> **WHAT NEEDS TO BE DONE**
Tally up the lines that include "名专职安全生产管理人员" and state that number by itself.
— BEGIN SUPPLIED RECORDS —
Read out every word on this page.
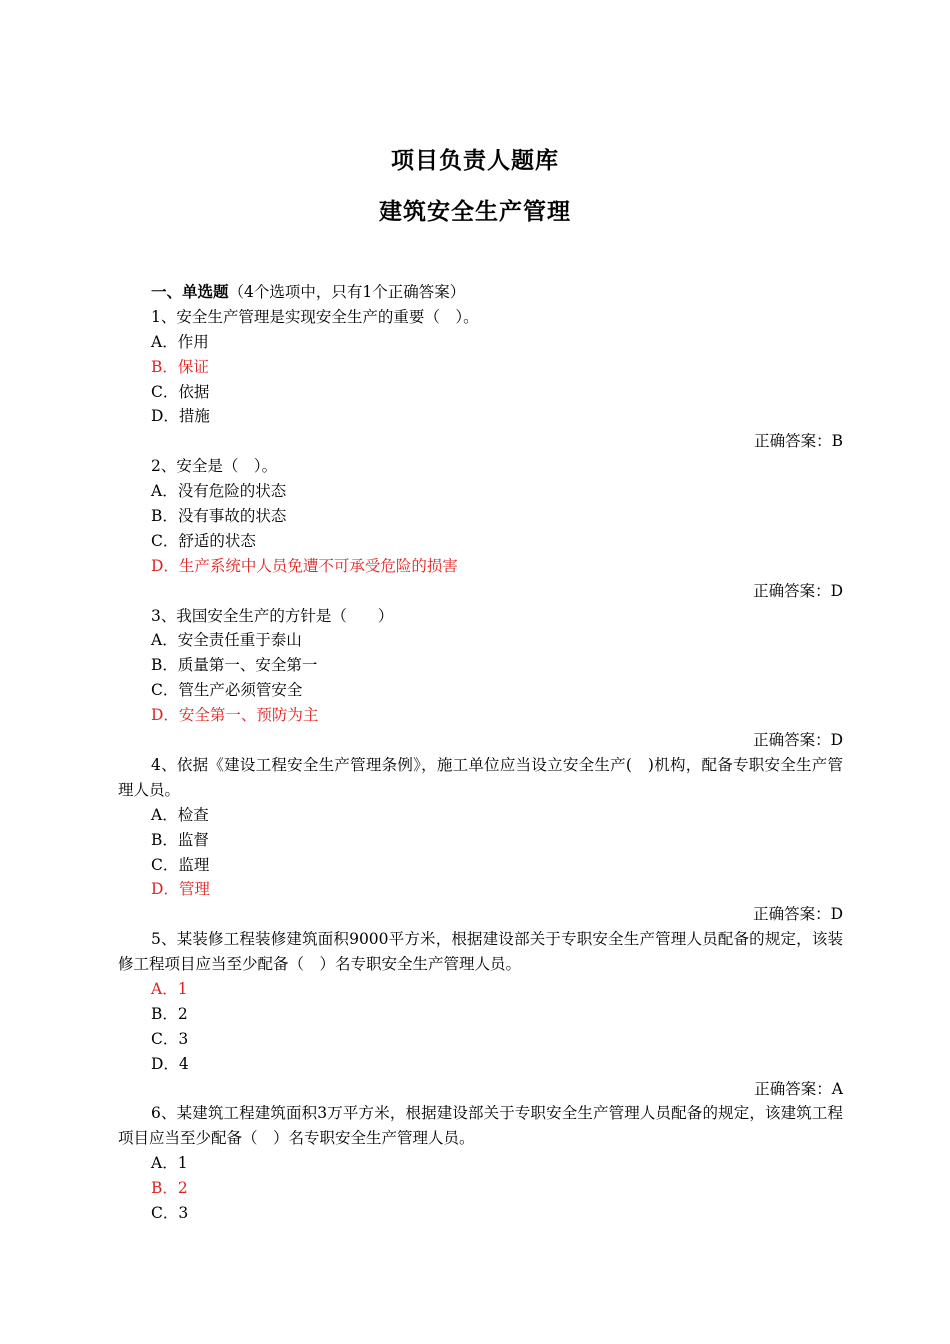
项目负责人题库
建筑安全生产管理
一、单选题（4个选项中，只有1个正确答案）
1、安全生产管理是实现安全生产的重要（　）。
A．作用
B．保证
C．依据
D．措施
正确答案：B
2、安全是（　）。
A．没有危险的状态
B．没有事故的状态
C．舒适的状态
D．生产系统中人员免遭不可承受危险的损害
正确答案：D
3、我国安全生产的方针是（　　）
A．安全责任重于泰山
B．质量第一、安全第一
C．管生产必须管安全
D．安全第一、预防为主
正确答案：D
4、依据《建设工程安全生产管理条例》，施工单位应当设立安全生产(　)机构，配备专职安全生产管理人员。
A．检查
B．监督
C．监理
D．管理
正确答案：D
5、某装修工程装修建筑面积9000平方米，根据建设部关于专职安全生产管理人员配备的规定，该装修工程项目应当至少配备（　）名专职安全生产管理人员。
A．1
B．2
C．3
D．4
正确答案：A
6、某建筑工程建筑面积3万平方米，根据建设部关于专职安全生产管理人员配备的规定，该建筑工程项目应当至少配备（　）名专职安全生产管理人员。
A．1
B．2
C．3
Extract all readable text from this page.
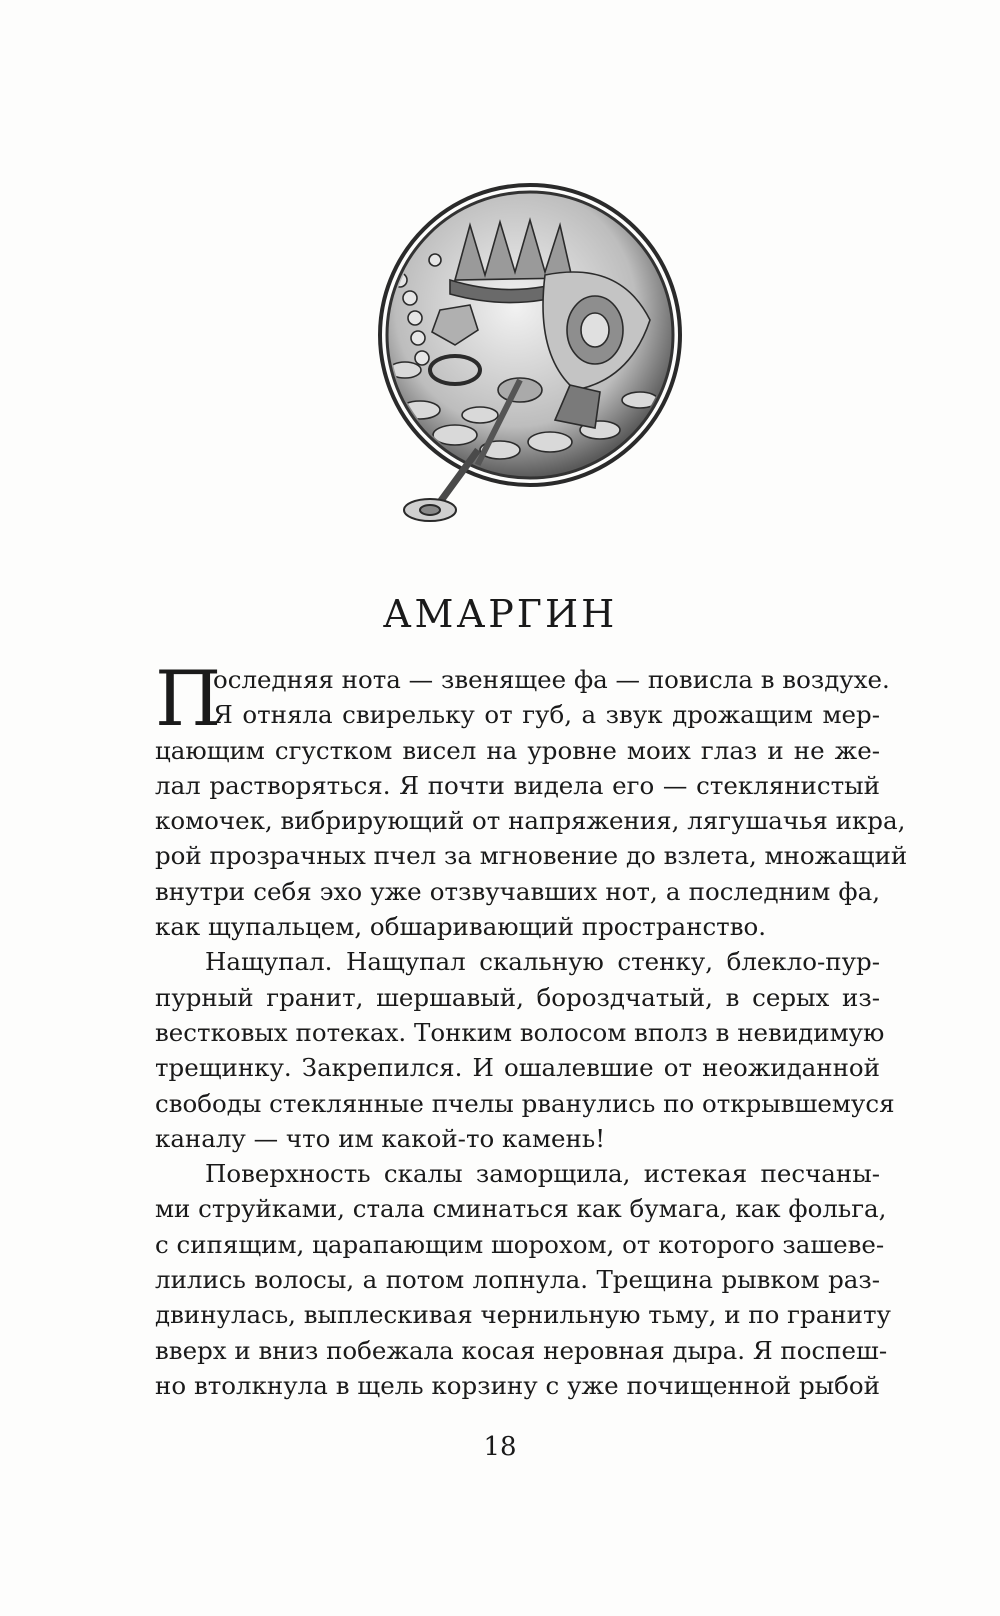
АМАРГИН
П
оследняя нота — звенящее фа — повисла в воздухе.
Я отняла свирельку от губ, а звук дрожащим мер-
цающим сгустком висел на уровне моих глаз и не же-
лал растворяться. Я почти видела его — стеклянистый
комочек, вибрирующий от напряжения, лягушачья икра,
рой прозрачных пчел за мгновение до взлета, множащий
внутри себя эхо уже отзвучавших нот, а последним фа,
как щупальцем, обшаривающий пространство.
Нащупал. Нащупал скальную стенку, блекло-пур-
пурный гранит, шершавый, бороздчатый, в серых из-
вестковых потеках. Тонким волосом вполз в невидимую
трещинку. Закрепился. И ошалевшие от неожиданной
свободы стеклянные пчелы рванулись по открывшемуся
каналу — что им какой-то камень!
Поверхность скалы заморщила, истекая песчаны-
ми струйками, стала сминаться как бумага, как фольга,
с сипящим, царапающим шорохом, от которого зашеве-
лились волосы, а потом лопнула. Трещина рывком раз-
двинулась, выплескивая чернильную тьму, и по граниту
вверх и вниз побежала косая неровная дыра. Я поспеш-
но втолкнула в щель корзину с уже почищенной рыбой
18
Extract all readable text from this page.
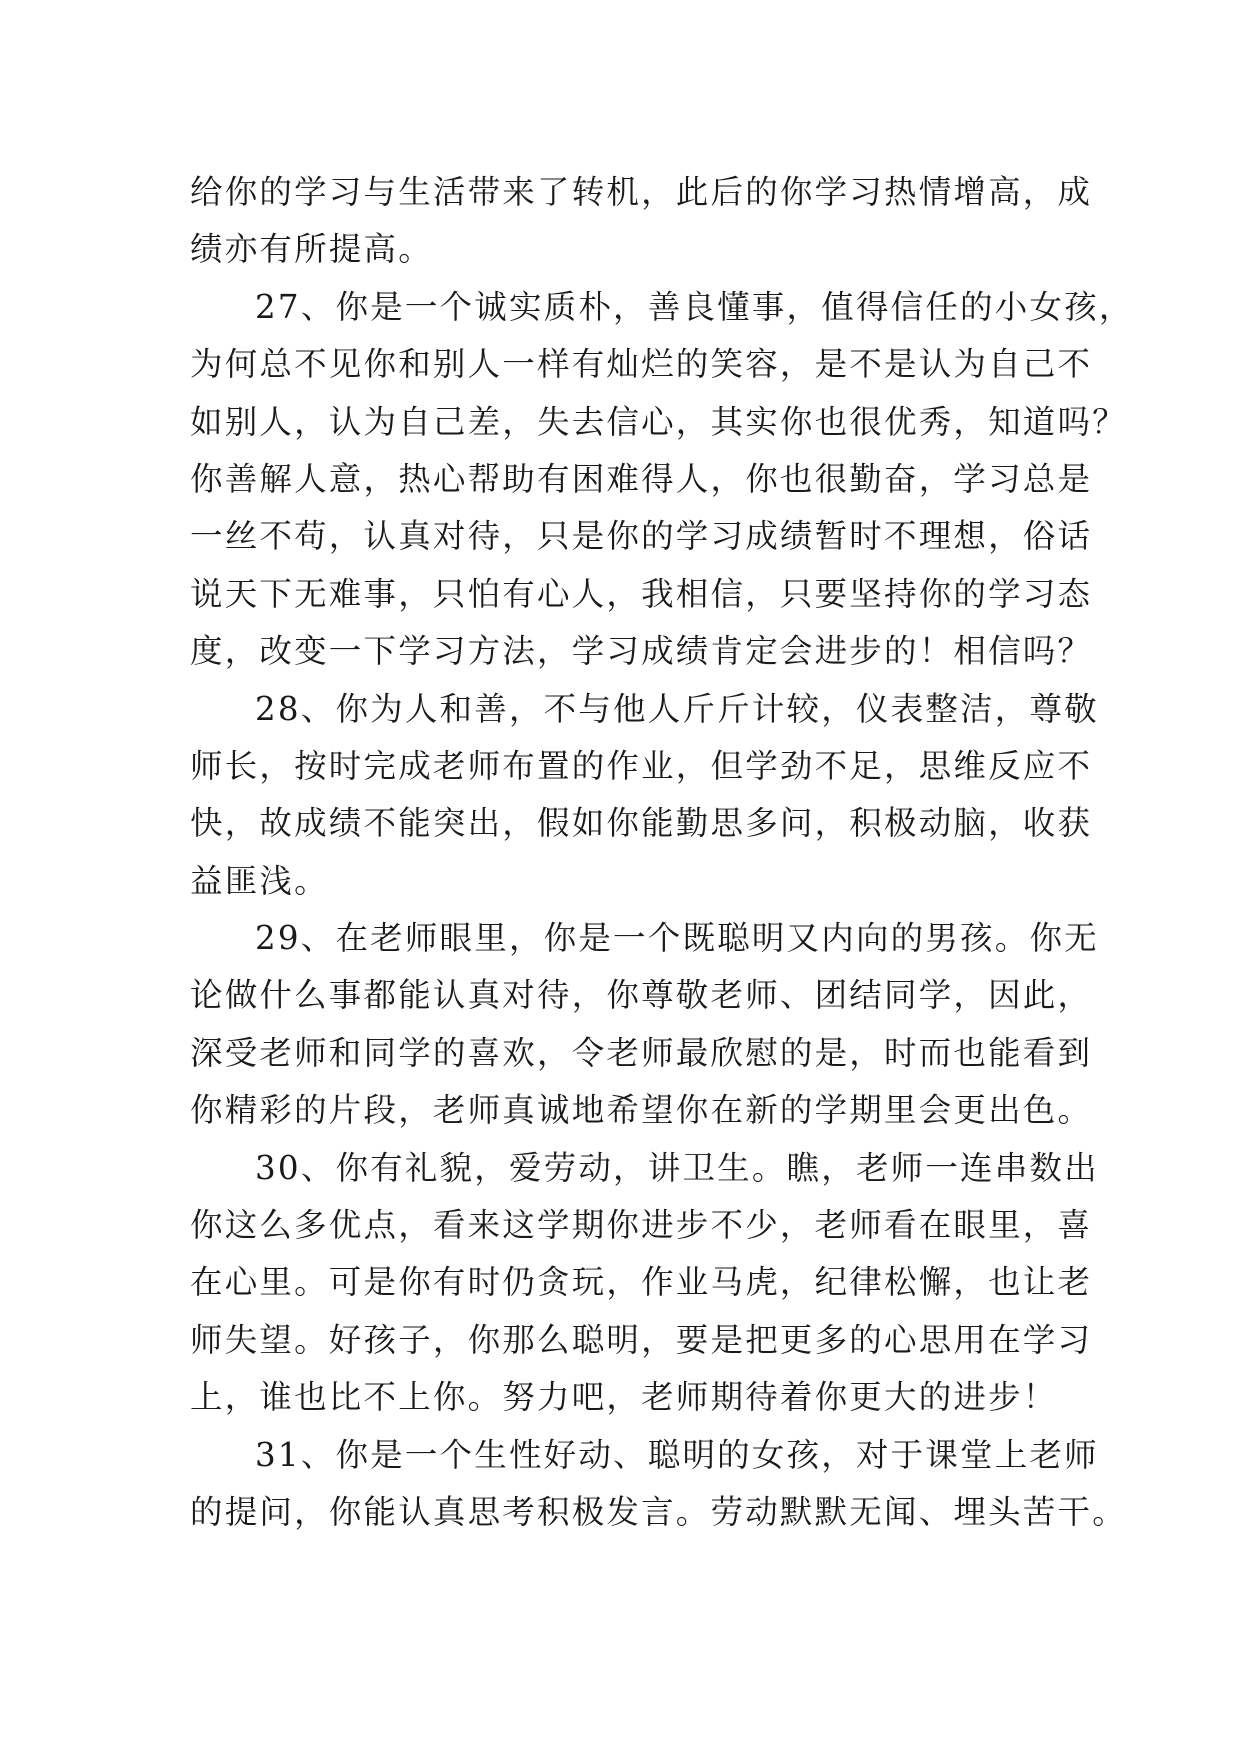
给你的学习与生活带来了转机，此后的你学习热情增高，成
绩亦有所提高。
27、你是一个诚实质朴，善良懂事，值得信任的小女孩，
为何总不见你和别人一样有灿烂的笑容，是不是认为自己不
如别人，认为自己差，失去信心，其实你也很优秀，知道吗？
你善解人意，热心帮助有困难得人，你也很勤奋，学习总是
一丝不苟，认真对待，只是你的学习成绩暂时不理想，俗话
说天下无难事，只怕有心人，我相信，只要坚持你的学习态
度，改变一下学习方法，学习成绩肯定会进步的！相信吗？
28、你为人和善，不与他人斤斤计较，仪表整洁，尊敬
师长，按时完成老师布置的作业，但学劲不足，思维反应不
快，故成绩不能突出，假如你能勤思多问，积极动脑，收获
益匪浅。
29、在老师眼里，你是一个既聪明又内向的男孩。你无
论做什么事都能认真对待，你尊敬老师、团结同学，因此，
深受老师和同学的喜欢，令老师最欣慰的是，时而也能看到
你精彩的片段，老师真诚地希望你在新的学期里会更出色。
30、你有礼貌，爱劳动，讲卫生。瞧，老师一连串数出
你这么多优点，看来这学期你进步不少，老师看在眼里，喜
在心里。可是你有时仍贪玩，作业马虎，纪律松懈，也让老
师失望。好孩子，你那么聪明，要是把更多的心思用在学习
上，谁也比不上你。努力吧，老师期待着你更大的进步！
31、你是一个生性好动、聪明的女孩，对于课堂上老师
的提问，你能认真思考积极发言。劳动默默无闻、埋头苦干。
— END SUPPLIED RECORDS —
> **SOLUTION TO THIS TASK**
2